*WHAT THE TASK ASKS:* Write out exactly the lines between the line containing "Parse this screenshot: output" and the end of the records, counting both ends, and leave out all pictures.

(Stored data)
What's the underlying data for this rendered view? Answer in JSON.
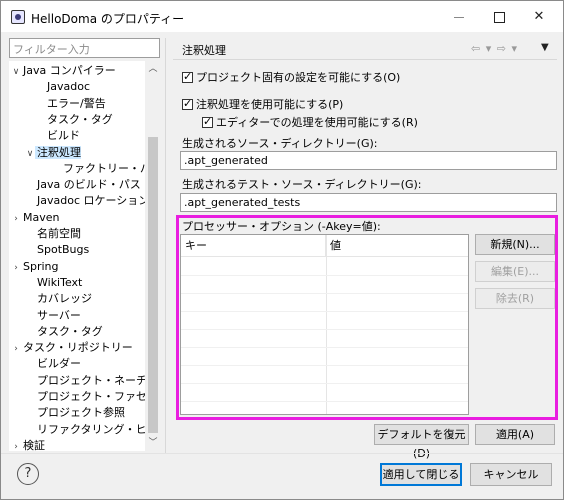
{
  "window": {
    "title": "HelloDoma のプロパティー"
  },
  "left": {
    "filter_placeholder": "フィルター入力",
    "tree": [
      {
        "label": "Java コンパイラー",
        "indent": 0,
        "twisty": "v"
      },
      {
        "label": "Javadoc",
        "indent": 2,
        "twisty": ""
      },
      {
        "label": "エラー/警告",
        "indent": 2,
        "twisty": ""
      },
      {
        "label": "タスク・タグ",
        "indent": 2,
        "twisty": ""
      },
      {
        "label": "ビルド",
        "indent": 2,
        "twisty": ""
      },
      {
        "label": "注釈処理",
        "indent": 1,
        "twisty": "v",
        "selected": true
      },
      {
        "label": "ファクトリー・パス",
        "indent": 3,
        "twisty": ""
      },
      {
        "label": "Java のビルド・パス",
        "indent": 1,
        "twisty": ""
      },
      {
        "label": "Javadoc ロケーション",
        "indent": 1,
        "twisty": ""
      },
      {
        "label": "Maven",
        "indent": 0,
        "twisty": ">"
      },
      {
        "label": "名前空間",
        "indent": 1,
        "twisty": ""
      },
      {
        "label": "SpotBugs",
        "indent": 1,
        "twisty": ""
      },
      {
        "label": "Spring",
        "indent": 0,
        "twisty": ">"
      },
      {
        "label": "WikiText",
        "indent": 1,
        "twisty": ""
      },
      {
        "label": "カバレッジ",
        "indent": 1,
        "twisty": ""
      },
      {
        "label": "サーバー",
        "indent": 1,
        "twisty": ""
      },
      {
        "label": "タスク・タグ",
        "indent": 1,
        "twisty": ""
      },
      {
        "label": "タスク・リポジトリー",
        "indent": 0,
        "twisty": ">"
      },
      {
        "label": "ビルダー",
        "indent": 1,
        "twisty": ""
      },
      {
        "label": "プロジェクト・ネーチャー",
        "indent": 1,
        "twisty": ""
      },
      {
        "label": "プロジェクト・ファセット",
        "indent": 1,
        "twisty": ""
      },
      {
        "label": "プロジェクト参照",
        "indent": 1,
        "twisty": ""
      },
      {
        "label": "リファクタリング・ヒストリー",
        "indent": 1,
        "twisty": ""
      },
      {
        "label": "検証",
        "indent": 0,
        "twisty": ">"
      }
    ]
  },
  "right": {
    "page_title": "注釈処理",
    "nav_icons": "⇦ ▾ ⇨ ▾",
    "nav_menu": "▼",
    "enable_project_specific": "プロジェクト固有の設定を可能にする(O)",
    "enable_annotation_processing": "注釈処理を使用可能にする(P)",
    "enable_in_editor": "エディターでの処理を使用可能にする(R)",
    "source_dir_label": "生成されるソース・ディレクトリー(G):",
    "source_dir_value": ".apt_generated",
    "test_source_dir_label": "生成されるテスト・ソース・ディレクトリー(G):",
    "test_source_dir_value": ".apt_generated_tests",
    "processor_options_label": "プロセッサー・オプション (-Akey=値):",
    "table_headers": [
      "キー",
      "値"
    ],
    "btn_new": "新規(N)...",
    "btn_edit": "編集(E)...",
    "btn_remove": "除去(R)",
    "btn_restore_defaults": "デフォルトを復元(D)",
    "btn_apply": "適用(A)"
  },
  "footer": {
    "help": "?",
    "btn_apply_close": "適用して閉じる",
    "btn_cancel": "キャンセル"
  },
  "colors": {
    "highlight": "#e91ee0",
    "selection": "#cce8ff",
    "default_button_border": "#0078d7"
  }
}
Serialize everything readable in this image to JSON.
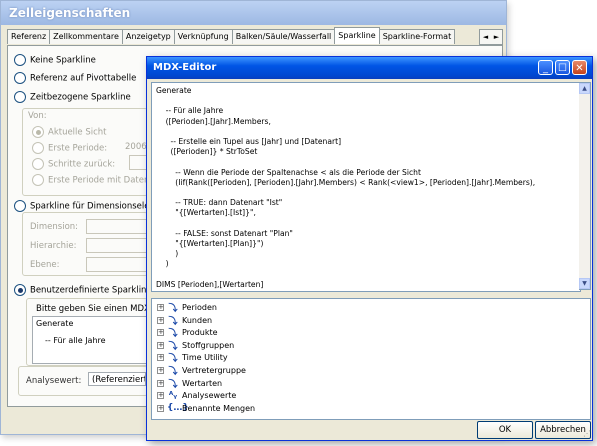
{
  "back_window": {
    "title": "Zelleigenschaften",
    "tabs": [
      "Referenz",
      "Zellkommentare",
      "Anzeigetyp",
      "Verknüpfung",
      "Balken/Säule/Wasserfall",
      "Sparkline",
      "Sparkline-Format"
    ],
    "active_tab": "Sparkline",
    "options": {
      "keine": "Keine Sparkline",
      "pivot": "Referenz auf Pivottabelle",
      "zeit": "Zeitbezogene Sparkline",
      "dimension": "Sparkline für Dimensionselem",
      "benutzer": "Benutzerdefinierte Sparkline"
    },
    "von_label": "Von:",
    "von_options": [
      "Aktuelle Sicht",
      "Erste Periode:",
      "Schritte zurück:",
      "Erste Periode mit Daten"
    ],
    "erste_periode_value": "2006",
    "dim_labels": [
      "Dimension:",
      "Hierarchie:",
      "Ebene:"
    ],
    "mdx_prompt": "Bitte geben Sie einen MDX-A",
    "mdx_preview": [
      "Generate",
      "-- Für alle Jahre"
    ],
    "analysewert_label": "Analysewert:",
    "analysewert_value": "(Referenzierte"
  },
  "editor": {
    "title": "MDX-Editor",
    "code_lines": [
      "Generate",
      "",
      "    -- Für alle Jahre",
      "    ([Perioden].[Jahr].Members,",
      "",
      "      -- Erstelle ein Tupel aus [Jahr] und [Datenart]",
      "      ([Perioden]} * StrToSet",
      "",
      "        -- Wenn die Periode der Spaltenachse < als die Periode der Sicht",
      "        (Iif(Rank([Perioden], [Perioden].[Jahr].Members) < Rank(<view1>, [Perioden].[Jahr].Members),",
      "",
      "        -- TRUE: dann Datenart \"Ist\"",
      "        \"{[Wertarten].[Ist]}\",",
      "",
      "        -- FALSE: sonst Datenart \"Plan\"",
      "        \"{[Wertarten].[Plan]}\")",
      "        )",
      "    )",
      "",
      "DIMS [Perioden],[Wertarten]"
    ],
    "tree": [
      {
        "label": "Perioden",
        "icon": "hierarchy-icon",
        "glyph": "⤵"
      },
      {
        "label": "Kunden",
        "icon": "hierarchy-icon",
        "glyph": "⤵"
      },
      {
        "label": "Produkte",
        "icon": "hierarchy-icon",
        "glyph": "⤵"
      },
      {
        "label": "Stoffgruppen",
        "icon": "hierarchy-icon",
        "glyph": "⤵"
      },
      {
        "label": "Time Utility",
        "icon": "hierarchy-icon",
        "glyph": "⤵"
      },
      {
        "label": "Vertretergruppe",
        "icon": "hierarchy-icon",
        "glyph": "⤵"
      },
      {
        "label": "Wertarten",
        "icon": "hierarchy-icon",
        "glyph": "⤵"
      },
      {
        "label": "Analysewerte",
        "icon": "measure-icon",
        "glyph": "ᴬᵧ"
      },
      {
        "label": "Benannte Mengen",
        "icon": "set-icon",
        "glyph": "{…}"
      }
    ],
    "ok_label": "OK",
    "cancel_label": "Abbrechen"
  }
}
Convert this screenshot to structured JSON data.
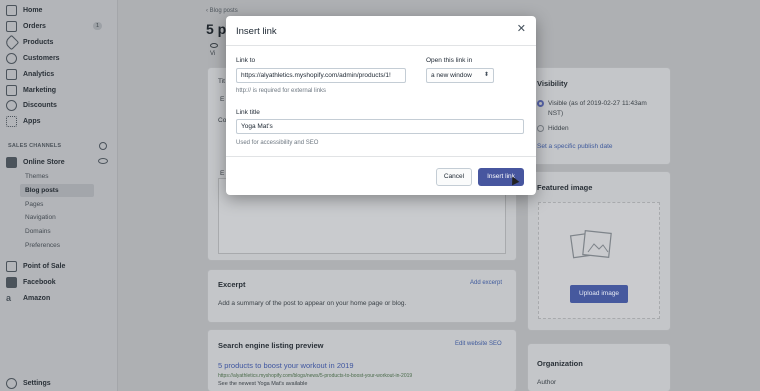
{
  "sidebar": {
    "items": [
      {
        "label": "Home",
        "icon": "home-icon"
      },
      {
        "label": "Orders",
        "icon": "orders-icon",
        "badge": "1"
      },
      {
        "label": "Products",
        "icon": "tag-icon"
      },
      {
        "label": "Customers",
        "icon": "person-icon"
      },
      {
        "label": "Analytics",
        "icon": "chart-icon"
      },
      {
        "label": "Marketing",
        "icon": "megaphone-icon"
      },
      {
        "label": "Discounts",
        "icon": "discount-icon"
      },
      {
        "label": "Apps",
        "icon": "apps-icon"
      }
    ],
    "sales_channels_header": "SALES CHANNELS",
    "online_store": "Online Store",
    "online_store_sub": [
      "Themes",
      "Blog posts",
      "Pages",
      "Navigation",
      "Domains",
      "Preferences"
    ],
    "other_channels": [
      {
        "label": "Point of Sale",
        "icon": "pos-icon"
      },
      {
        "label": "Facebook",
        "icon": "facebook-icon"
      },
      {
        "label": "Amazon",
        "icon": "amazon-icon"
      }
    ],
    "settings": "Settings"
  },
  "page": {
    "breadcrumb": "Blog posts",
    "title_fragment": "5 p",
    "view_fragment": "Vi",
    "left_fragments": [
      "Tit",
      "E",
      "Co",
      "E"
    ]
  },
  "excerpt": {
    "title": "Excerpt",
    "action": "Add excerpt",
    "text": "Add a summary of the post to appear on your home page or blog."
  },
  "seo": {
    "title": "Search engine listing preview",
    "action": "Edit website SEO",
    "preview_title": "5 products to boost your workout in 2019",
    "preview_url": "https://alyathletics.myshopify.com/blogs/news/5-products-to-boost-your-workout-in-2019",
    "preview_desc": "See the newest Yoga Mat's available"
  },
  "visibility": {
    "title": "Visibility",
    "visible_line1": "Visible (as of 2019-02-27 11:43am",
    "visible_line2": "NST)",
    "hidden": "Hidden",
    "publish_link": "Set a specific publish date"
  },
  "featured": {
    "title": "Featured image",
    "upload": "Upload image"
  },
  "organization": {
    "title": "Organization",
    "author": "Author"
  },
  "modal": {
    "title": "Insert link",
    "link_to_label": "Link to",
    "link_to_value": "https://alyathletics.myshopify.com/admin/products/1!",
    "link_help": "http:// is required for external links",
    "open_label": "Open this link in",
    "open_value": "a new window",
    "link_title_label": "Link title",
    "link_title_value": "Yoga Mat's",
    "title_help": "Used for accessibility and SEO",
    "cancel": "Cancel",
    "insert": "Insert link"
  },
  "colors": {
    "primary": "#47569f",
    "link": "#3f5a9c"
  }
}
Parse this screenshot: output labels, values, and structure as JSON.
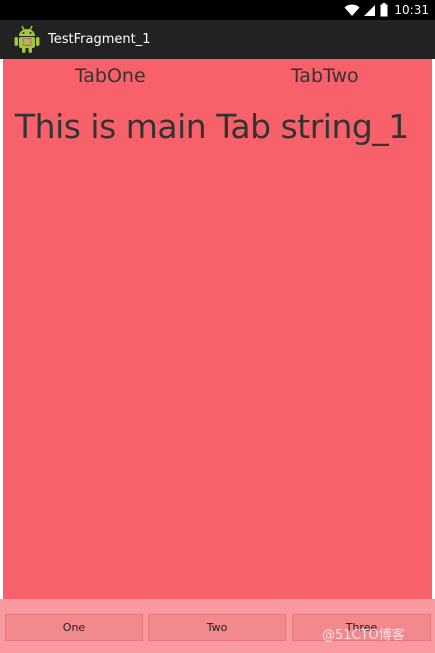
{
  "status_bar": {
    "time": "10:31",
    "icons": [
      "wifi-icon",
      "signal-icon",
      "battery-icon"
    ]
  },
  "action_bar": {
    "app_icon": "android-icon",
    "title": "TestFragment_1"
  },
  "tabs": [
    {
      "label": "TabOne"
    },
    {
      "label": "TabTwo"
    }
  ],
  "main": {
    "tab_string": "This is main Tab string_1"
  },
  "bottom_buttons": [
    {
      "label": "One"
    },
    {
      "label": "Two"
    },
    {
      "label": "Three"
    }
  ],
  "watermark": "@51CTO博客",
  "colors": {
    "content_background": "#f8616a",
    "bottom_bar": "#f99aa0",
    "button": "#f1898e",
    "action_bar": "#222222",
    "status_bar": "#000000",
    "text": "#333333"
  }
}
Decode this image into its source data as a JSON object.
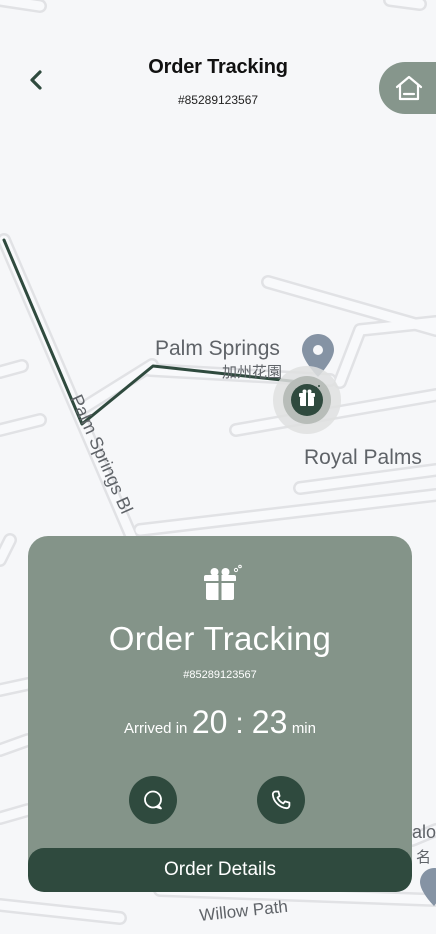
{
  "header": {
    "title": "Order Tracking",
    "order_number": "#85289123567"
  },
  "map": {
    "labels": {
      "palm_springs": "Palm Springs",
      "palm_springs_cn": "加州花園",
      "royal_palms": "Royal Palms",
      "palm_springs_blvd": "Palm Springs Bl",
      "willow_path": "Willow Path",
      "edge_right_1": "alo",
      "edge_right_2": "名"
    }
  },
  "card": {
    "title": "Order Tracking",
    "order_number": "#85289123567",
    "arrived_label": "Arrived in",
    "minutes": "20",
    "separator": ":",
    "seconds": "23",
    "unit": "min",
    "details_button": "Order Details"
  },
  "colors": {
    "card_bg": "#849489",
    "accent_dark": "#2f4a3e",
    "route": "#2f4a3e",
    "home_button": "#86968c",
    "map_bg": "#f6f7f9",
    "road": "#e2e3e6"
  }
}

*ANSWER:*
Parse this screenshot: output labels, values, and structure as JSON.
{
  "status_bar": {
    "time": "10:31",
    "icons": [
      "wifi-icon",
      "signal-icon",
      "battery-icon"
    ]
  },
  "action_bar": {
    "app_icon": "android-icon",
    "title": "TestFragment_1"
  },
  "tabs": [
    {
      "label": "TabOne"
    },
    {
      "label": "TabTwo"
    }
  ],
  "main": {
    "tab_string": "This is main Tab string_1"
  },
  "bottom_buttons": [
    {
      "label": "One"
    },
    {
      "label": "Two"
    },
    {
      "label": "Three"
    }
  ],
  "watermark": "@51CTO博客",
  "colors": {
    "content_background": "#f8616a",
    "bottom_bar": "#f99aa0",
    "button": "#f1898e",
    "action_bar": "#222222",
    "status_bar": "#000000",
    "text": "#333333"
  }
}
Decode this image into its source data as a JSON object.
{
  "header": {
    "title": "Order Tracking",
    "order_number": "#85289123567"
  },
  "map": {
    "labels": {
      "palm_springs": "Palm Springs",
      "palm_springs_cn": "加州花園",
      "royal_palms": "Royal Palms",
      "palm_springs_blvd": "Palm Springs Bl",
      "willow_path": "Willow Path",
      "edge_right_1": "alo",
      "edge_right_2": "名"
    }
  },
  "card": {
    "title": "Order Tracking",
    "order_number": "#85289123567",
    "arrived_label": "Arrived in",
    "minutes": "20",
    "separator": ":",
    "seconds": "23",
    "unit": "min",
    "details_button": "Order Details"
  },
  "colors": {
    "card_bg": "#849489",
    "accent_dark": "#2f4a3e",
    "route": "#2f4a3e",
    "home_button": "#86968c",
    "map_bg": "#f6f7f9",
    "road": "#e2e3e6"
  }
}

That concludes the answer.